*INSTRUCTIONS TO FOLLOW*:
Here are some records; quote them exactly, leaving out the pictures.

** start of GIVEN ENTRIES **

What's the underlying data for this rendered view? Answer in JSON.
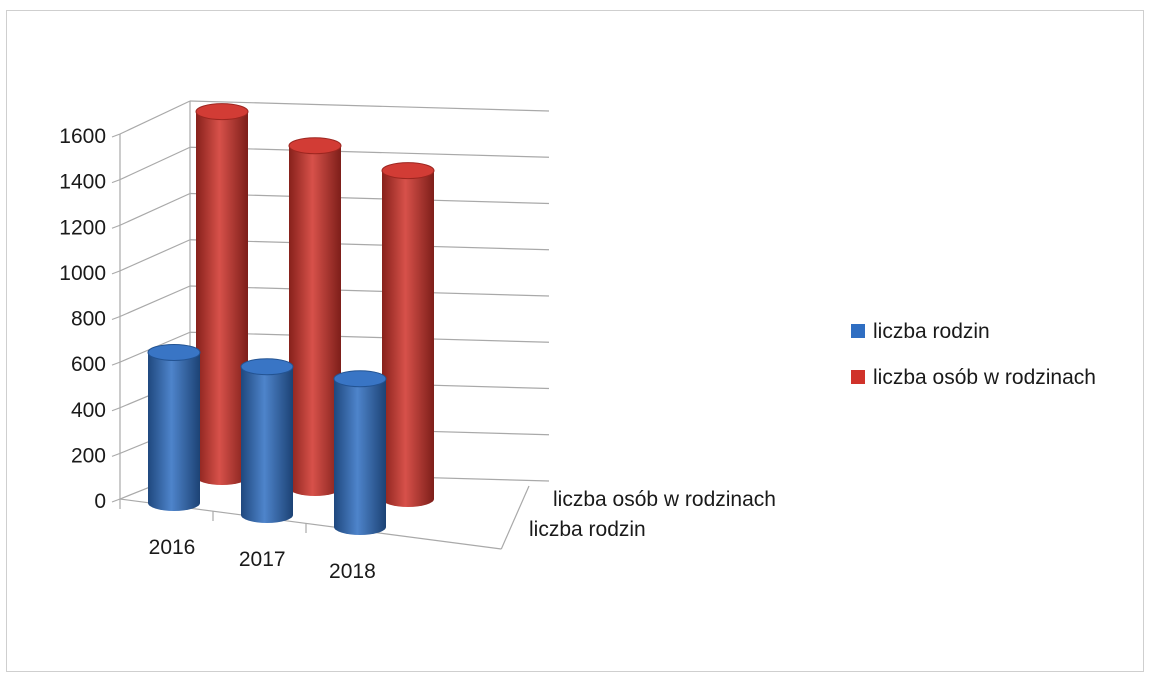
{
  "chart_data": {
    "type": "bar",
    "style": "3d-cylinder",
    "categories": [
      "2016",
      "2017",
      "2018"
    ],
    "series": [
      {
        "name": "liczba rodzin",
        "values": [
          660,
          650,
          650
        ],
        "color": "#2f6ec2"
      },
      {
        "name": "liczba osób w rodzinach",
        "values": [
          1580,
          1480,
          1420
        ],
        "color": "#d0322a"
      }
    ],
    "depth_labels": [
      "liczba osób w rodzinach",
      "liczba rodzin"
    ],
    "yticks": [
      "0",
      "200",
      "400",
      "600",
      "800",
      "1000",
      "1200",
      "1400",
      "1600"
    ],
    "ylim": [
      0,
      1600
    ],
    "grid": true,
    "legend_position": "right"
  }
}
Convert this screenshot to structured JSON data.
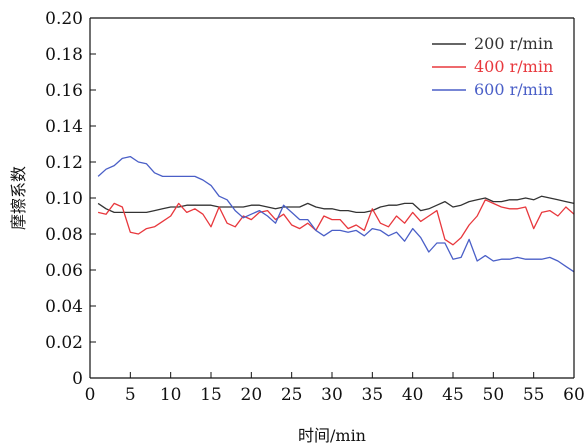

** end of GIVEN ENTRIES **

*CORRECT RESPONSE*:
What's the underlying data for this rendered view? Answer in JSON.
{
  "chart_data": {
    "type": "bar",
    "style": "3d-cylinder",
    "categories": [
      "2016",
      "2017",
      "2018"
    ],
    "series": [
      {
        "name": "liczba rodzin",
        "values": [
          660,
          650,
          650
        ],
        "color": "#2f6ec2"
      },
      {
        "name": "liczba osób w rodzinach",
        "values": [
          1580,
          1480,
          1420
        ],
        "color": "#d0322a"
      }
    ],
    "depth_labels": [
      "liczba osób w rodzinach",
      "liczba rodzin"
    ],
    "yticks": [
      "0",
      "200",
      "400",
      "600",
      "800",
      "1000",
      "1200",
      "1400",
      "1600"
    ],
    "ylim": [
      0,
      1600
    ],
    "grid": true,
    "legend_position": "right"
  }
}
Convert this screenshot to structured JSON data.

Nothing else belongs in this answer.